Repeat each line word for word.

Stored items from a collection:
= = =

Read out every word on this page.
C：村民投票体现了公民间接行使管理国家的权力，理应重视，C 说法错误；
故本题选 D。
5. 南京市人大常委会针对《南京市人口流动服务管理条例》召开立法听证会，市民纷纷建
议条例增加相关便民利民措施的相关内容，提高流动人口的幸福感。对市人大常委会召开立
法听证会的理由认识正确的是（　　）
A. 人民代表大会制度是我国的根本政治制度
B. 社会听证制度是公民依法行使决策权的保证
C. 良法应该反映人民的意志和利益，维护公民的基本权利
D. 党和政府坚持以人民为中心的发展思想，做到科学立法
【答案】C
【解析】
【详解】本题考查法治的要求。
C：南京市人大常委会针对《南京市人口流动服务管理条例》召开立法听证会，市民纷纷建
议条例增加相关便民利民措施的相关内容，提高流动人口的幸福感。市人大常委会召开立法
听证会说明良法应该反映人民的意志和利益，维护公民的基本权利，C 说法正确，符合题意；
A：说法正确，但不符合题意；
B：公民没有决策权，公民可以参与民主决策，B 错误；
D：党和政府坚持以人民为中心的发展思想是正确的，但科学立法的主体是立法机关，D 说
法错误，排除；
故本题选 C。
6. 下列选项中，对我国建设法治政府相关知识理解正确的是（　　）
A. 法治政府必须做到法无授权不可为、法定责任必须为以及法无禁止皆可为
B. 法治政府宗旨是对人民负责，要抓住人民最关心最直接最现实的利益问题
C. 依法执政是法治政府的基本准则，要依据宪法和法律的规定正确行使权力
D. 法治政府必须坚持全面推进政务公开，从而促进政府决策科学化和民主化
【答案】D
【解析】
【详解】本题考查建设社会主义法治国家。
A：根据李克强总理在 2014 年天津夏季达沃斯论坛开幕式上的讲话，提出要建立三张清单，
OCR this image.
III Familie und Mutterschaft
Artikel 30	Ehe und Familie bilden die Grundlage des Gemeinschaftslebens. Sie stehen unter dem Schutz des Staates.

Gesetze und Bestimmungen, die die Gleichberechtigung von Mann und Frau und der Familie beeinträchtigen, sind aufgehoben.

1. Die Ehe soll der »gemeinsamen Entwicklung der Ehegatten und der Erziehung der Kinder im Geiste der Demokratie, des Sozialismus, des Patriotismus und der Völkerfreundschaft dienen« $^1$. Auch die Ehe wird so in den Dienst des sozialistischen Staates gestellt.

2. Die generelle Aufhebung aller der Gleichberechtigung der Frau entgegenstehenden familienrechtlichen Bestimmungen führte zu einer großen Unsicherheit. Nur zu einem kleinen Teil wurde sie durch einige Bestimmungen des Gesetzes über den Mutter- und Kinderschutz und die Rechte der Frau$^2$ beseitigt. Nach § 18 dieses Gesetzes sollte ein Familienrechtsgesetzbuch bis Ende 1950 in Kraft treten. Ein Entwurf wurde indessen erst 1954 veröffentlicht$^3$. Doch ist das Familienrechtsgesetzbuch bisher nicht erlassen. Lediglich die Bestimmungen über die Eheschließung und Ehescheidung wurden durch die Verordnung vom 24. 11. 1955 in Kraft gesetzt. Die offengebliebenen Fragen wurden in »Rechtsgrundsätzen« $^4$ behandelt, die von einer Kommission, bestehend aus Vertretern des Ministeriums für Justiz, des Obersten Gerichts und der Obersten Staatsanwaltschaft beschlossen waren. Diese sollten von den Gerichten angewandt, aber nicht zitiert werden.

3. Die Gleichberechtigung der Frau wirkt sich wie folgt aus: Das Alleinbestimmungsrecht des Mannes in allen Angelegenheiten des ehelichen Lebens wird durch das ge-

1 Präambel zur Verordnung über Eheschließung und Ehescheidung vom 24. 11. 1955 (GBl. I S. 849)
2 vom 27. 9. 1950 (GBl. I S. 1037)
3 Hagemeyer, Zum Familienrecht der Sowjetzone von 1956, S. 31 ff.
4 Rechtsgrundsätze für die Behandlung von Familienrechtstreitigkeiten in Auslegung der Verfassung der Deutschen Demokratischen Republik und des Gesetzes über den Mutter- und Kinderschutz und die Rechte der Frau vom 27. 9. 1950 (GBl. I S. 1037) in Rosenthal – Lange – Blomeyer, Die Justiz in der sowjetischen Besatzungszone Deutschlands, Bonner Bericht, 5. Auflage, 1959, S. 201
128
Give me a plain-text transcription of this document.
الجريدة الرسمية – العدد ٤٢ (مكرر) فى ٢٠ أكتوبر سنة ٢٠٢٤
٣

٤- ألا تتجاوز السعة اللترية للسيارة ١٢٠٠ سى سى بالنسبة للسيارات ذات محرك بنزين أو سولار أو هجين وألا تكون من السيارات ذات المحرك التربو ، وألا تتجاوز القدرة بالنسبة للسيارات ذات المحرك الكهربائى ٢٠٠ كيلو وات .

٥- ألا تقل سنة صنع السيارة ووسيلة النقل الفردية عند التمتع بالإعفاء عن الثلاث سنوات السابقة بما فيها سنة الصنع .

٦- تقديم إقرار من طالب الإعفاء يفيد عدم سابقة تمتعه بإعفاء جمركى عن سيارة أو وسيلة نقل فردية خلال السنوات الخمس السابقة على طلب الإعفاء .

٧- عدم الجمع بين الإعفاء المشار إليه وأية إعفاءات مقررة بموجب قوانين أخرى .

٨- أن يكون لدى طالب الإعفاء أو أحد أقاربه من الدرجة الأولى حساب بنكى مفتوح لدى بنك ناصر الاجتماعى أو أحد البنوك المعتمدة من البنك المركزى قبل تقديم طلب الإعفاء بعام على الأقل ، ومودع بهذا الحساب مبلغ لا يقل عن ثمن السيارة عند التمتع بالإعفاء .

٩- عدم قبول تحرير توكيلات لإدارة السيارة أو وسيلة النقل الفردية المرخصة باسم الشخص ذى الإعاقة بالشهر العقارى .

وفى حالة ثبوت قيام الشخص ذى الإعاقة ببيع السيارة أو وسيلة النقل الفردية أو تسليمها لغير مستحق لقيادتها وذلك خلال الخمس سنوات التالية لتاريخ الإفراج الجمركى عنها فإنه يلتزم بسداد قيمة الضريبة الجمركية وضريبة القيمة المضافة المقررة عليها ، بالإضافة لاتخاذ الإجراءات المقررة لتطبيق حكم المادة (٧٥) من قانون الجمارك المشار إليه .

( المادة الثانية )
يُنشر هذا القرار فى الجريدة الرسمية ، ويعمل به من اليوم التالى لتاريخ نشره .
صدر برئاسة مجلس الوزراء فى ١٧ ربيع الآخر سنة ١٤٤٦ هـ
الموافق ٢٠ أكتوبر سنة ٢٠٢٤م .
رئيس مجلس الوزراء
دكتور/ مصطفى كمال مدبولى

= = =

▸ **Task answer**
Read out every word on this page.
C：村民投票体现了公民间接行使管理国家的权力，理应重视，C 说法错误；
故本题选 D。
5. 南京市人大常委会针对《南京市人口流动服务管理条例》召开立法听证会，市民纷纷建
议条例增加相关便民利民措施的相关内容，提高流动人口的幸福感。对市人大常委会召开立
法听证会的理由认识正确的是（　　）
A. 人民代表大会制度是我国的根本政治制度
B. 社会听证制度是公民依法行使决策权的保证
C. 良法应该反映人民的意志和利益，维护公民的基本权利
D. 党和政府坚持以人民为中心的发展思想，做到科学立法
【答案】C
【解析】
【详解】本题考查法治的要求。
C：南京市人大常委会针对《南京市人口流动服务管理条例》召开立法听证会，市民纷纷建
议条例增加相关便民利民措施的相关内容，提高流动人口的幸福感。市人大常委会召开立法
听证会说明良法应该反映人民的意志和利益，维护公民的基本权利，C 说法正确，符合题意；
A：说法正确，但不符合题意；
B：公民没有决策权，公民可以参与民主决策，B 错误；
D：党和政府坚持以人民为中心的发展思想是正确的，但科学立法的主体是立法机关，D 说
法错误，排除；
故本题选 C。
6. 下列选项中，对我国建设法治政府相关知识理解正确的是（　　）
A. 法治政府必须做到法无授权不可为、法定责任必须为以及法无禁止皆可为
B. 法治政府宗旨是对人民负责，要抓住人民最关心最直接最现实的利益问题
C. 依法执政是法治政府的基本准则，要依据宪法和法律的规定正确行使权力
D. 法治政府必须坚持全面推进政务公开，从而促进政府决策科学化和民主化
【答案】D
【解析】
【详解】本题考查建设社会主义法治国家。
A：根据李克强总理在 2014 年天津夏季达沃斯论坛开幕式上的讲话，提出要建立三张清单，
OCR this image.
III Familie und Mutterschaft
Artikel 30	Ehe und Familie bilden die Grundlage des Gemeinschaftslebens. Sie stehen unter dem Schutz des Staates.

Gesetze und Bestimmungen, die die Gleichberechtigung von Mann und Frau und der Familie beeinträchtigen, sind aufgehoben.

1. Die Ehe soll der »gemeinsamen Entwicklung der Ehegatten und der Erziehung der Kinder im Geiste der Demokratie, des Sozialismus, des Patriotismus und der Völkerfreundschaft dienen« $^1$. Auch die Ehe wird so in den Dienst des sozialistischen Staates gestellt.

2. Die generelle Aufhebung aller der Gleichberechtigung der Frau entgegenstehenden familienrechtlichen Bestimmungen führte zu einer großen Unsicherheit. Nur zu einem kleinen Teil wurde sie durch einige Bestimmungen des Gesetzes über den Mutter- und Kinderschutz und die Rechte der Frau$^2$ beseitigt. Nach § 18 dieses Gesetzes sollte ein Familienrechtsgesetzbuch bis Ende 1950 in Kraft treten. Ein Entwurf wurde indessen erst 1954 veröffentlicht$^3$. Doch ist das Familienrechtsgesetzbuch bisher nicht erlassen. Lediglich die Bestimmungen über die Eheschließung und Ehescheidung wurden durch die Verordnung vom 24. 11. 1955 in Kraft gesetzt. Die offengebliebenen Fragen wurden in »Rechtsgrundsätzen« $^4$ behandelt, die von einer Kommission, bestehend aus Vertretern des Ministeriums für Justiz, des Obersten Gerichts und der Obersten Staatsanwaltschaft beschlossen waren. Diese sollten von den Gerichten angewandt, aber nicht zitiert werden.

3. Die Gleichberechtigung der Frau wirkt sich wie folgt aus: Das Alleinbestimmungsrecht des Mannes in allen Angelegenheiten des ehelichen Lebens wird durch das ge-

1 Präambel zur Verordnung über Eheschließung und Ehescheidung vom 24. 11. 1955 (GBl. I S. 849)
2 vom 27. 9. 1950 (GBl. I S. 1037)
3 Hagemeyer, Zum Familienrecht der Sowjetzone von 1956, S. 31 ff.
4 Rechtsgrundsätze für die Behandlung von Familienrechtstreitigkeiten in Auslegung der Verfassung der Deutschen Demokratischen Republik und des Gesetzes über den Mutter- und Kinderschutz und die Rechte der Frau vom 27. 9. 1950 (GBl. I S. 1037) in Rosenthal – Lange – Blomeyer, Die Justiz in der sowjetischen Besatzungszone Deutschlands, Bonner Bericht, 5. Auflage, 1959, S. 201
128
Give me a plain-text transcription of this document.
الجريدة الرسمية – العدد ٤٢ (مكرر) فى ٢٠ أكتوبر سنة ٢٠٢٤
٣

٤- ألا تتجاوز السعة اللترية للسيارة ١٢٠٠ سى سى بالنسبة للسيارات ذات محرك بنزين أو سولار أو هجين وألا تكون من السيارات ذات المحرك التربو ، وألا تتجاوز القدرة بالنسبة للسيارات ذات المحرك الكهربائى ٢٠٠ كيلو وات .

٥- ألا تقل سنة صنع السيارة ووسيلة النقل الفردية عند التمتع بالإعفاء عن الثلاث سنوات السابقة بما فيها سنة الصنع .

٦- تقديم إقرار من طالب الإعفاء يفيد عدم سابقة تمتعه بإعفاء جمركى عن سيارة أو وسيلة نقل فردية خلال السنوات الخمس السابقة على طلب الإعفاء .

٧- عدم الجمع بين الإعفاء المشار إليه وأية إعفاءات مقررة بموجب قوانين أخرى .

٨- أن يكون لدى طالب الإعفاء أو أحد أقاربه من الدرجة الأولى حساب بنكى مفتوح لدى بنك ناصر الاجتماعى أو أحد البنوك المعتمدة من البنك المركزى قبل تقديم طلب الإعفاء بعام على الأقل ، ومودع بهذا الحساب مبلغ لا يقل عن ثمن السيارة عند التمتع بالإعفاء .

٩- عدم قبول تحرير توكيلات لإدارة السيارة أو وسيلة النقل الفردية المرخصة باسم الشخص ذى الإعاقة بالشهر العقارى .

وفى حالة ثبوت قيام الشخص ذى الإعاقة ببيع السيارة أو وسيلة النقل الفردية أو تسليمها لغير مستحق لقيادتها وذلك خلال الخمس سنوات التالية لتاريخ الإفراج الجمركى عنها فإنه يلتزم بسداد قيمة الضريبة الجمركية وضريبة القيمة المضافة المقررة عليها ، بالإضافة لاتخاذ الإجراءات المقررة لتطبيق حكم المادة (٧٥) من قانون الجمارك المشار إليه .

( المادة الثانية )
يُنشر هذا القرار فى الجريدة الرسمية ، ويعمل به من اليوم التالى لتاريخ نشره .
صدر برئاسة مجلس الوزراء فى ١٧ ربيع الآخر سنة ١٤٤٦ هـ
الموافق ٢٠ أكتوبر سنة ٢٠٢٤م .
رئيس مجلس الوزراء
دكتور/ مصطفى كمال مدبولى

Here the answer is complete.